State only the count of lines in the listing below that hold "with".

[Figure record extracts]
────────

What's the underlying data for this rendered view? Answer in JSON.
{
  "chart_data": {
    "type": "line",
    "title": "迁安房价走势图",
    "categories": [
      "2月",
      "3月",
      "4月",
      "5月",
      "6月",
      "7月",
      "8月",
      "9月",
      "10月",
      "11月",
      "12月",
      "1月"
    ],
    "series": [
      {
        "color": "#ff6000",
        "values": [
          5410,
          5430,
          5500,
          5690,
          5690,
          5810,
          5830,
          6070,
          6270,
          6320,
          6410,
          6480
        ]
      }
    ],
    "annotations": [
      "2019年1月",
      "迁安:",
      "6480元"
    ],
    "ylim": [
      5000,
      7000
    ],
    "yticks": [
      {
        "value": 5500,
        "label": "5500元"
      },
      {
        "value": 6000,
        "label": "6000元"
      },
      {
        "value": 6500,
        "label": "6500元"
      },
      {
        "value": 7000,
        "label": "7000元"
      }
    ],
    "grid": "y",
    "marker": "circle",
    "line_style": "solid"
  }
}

────────

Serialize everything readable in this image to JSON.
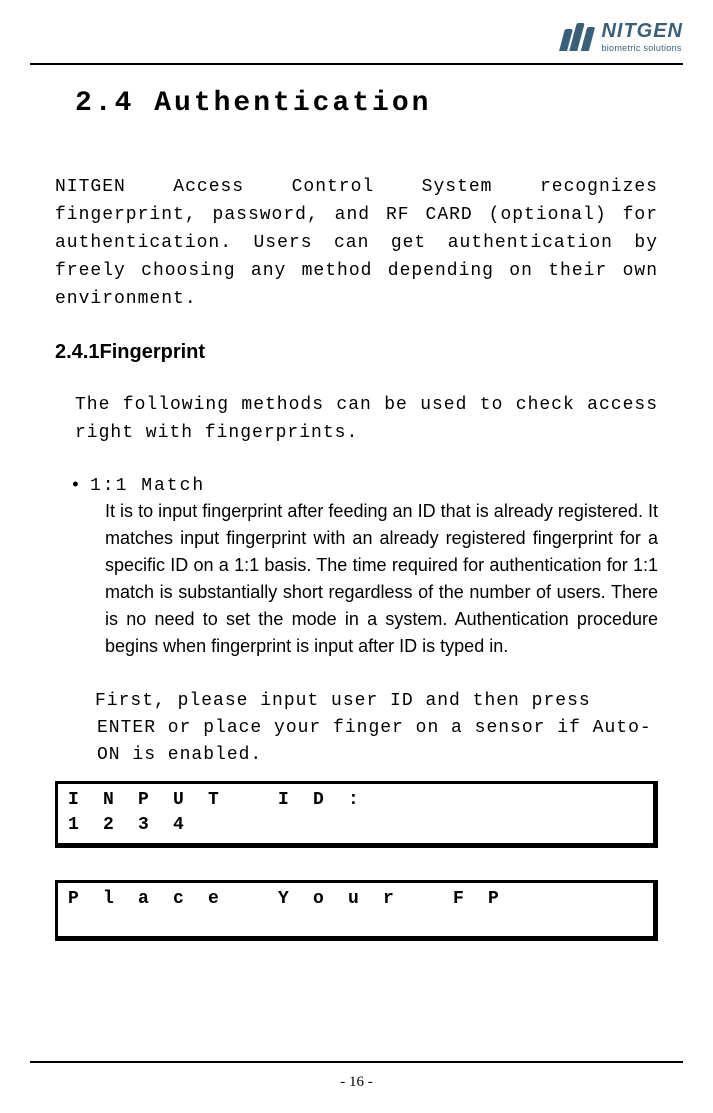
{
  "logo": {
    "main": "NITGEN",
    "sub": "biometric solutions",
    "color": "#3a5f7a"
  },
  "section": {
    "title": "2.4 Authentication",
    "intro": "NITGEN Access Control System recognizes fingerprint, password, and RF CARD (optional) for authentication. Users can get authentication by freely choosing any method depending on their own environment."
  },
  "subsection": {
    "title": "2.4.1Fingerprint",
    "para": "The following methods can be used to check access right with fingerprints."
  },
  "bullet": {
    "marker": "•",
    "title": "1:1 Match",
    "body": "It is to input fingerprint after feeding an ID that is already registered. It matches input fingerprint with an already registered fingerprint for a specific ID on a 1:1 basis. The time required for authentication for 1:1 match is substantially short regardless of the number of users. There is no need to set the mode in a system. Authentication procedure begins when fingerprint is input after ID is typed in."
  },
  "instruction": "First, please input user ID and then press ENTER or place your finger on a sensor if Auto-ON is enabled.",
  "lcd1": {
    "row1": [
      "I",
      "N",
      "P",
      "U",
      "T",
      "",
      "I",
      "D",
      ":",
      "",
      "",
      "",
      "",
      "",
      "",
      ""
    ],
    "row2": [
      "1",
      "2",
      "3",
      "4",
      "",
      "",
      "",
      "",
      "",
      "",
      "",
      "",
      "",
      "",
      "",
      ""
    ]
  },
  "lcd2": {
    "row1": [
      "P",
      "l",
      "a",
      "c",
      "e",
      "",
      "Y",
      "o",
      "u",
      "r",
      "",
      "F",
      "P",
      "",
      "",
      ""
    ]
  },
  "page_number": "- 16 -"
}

────────

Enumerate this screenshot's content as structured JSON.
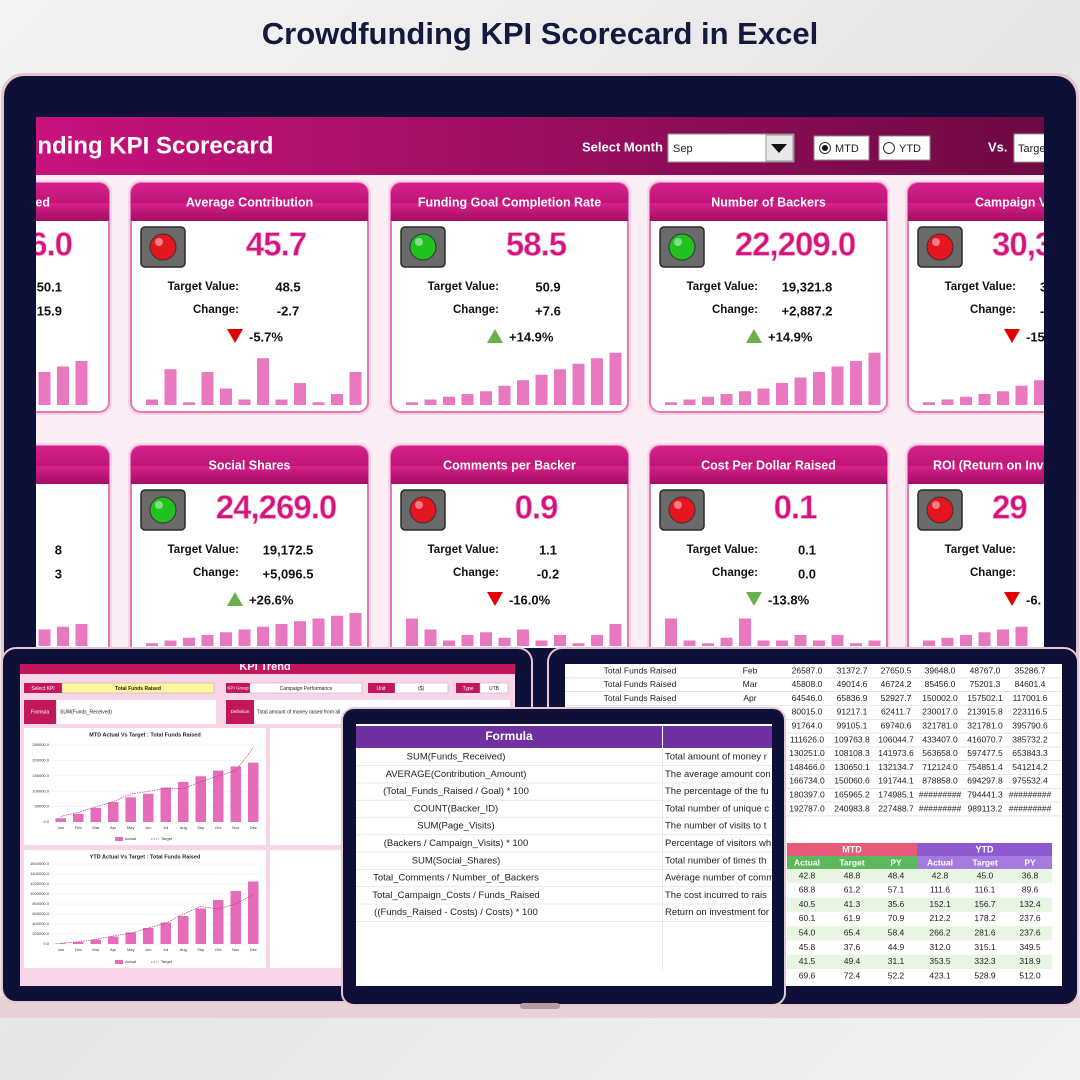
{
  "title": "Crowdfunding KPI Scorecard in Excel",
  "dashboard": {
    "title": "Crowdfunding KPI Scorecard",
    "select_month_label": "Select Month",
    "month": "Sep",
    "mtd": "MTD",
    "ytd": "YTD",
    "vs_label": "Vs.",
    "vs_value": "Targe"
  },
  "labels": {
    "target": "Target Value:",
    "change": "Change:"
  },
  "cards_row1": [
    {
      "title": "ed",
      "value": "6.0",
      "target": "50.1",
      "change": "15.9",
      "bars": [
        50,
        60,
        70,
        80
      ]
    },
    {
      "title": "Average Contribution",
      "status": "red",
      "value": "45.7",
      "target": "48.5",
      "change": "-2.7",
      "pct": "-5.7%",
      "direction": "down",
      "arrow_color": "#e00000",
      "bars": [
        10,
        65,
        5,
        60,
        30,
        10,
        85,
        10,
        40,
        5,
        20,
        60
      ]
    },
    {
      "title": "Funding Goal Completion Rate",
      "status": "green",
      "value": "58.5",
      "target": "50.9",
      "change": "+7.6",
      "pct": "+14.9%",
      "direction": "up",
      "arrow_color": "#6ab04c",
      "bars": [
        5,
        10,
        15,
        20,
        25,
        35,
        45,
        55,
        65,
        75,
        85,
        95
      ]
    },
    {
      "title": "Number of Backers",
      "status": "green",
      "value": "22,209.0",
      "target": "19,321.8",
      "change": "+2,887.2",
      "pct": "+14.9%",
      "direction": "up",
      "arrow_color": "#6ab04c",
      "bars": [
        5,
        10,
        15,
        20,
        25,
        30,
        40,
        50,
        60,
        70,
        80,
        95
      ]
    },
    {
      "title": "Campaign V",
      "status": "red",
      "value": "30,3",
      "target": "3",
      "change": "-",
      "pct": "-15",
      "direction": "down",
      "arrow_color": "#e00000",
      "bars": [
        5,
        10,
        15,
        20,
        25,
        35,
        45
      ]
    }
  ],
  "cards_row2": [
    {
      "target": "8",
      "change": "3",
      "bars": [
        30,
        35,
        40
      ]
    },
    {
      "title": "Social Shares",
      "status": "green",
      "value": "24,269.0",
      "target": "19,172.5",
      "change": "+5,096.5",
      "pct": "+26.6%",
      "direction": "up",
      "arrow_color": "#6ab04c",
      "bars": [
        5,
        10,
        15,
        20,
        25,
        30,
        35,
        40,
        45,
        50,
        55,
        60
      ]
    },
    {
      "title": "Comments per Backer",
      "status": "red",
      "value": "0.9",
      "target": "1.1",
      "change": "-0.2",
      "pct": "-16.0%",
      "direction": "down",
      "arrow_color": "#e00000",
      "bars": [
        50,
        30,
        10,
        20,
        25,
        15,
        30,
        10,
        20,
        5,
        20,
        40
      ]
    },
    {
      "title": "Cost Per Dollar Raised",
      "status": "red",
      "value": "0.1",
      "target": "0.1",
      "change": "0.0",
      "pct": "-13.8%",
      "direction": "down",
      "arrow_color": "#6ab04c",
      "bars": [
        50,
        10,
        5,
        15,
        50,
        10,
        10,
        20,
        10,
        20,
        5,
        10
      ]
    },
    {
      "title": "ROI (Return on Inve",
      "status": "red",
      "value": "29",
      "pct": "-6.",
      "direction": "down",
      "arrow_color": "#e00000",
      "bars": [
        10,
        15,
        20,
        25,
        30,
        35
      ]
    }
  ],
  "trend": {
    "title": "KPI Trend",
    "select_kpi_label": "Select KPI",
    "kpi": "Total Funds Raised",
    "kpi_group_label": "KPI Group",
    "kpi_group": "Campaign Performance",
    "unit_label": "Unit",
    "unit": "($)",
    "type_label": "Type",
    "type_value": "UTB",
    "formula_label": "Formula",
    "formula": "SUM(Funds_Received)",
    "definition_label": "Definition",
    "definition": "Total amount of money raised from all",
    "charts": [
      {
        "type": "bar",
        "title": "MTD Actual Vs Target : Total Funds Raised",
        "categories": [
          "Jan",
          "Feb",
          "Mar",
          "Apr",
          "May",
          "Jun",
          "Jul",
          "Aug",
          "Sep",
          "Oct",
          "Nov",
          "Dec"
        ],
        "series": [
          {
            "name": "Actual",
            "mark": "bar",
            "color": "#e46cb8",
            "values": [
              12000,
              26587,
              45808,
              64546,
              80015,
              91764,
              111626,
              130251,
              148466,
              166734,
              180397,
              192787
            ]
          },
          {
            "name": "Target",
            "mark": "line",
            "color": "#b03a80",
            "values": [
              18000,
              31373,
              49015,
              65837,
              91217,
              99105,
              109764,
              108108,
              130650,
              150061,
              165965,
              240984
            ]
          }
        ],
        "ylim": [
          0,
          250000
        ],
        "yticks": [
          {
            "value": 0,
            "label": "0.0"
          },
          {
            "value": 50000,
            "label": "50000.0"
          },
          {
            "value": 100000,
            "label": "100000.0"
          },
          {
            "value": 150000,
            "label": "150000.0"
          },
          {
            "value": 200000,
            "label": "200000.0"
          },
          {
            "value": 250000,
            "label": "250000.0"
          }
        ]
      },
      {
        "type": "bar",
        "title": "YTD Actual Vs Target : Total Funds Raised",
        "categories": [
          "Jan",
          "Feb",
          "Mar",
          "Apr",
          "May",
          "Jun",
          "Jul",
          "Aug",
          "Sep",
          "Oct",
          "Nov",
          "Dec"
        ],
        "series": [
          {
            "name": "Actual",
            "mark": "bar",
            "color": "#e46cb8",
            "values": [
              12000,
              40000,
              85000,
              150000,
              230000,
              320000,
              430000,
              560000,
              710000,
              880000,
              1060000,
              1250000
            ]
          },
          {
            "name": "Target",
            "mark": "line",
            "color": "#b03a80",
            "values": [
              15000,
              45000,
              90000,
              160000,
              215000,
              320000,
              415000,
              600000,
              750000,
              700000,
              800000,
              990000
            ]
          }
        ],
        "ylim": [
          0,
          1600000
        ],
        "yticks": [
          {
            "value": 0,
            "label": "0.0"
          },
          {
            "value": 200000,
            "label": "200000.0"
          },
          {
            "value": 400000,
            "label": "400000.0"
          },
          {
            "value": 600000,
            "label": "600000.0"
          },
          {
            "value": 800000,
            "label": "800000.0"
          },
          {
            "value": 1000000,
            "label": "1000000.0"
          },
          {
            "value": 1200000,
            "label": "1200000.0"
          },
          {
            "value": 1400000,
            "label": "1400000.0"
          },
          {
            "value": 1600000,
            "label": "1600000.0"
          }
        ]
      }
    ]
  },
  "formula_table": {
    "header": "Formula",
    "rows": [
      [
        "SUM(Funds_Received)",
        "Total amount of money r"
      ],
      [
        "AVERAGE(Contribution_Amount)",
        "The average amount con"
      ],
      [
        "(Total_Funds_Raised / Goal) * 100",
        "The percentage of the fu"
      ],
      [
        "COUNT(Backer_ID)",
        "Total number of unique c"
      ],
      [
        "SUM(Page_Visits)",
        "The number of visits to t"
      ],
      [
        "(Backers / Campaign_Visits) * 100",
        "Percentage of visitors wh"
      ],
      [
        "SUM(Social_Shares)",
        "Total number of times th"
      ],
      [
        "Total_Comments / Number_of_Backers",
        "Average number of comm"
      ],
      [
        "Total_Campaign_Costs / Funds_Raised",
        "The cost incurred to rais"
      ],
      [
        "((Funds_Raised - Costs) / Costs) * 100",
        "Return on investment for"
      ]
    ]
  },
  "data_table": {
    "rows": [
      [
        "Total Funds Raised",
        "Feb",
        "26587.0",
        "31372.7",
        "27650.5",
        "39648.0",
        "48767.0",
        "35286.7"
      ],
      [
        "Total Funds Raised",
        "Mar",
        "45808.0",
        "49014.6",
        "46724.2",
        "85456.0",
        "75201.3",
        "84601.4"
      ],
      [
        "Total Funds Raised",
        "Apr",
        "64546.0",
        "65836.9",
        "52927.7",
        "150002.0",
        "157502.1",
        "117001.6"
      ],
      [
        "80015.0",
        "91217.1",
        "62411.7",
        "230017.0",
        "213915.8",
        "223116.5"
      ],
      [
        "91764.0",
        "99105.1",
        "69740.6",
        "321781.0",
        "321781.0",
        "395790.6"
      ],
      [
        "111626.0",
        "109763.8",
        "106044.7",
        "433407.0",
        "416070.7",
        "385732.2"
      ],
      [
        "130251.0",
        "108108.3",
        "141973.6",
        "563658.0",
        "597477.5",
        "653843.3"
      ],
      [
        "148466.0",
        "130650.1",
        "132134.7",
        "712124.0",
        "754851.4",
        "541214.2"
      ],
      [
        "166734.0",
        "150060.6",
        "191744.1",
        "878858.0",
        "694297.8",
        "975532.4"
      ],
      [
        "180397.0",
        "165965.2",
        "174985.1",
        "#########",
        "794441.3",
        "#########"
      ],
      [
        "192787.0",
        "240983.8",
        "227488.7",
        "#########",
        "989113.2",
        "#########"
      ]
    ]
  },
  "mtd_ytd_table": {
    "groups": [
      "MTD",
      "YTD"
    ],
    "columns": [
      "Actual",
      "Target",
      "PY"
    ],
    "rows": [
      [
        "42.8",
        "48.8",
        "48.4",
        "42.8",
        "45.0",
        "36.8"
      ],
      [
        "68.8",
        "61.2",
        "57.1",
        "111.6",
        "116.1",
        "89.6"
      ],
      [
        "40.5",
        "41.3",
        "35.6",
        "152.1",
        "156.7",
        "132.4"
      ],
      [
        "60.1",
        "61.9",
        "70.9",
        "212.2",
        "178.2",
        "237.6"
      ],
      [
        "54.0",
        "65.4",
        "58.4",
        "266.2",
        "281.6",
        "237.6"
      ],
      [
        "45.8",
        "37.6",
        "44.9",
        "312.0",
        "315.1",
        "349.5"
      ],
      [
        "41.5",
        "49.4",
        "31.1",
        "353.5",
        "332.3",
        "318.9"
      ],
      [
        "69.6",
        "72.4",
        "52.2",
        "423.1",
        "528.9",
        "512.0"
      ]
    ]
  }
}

────────

Solution to this task:
2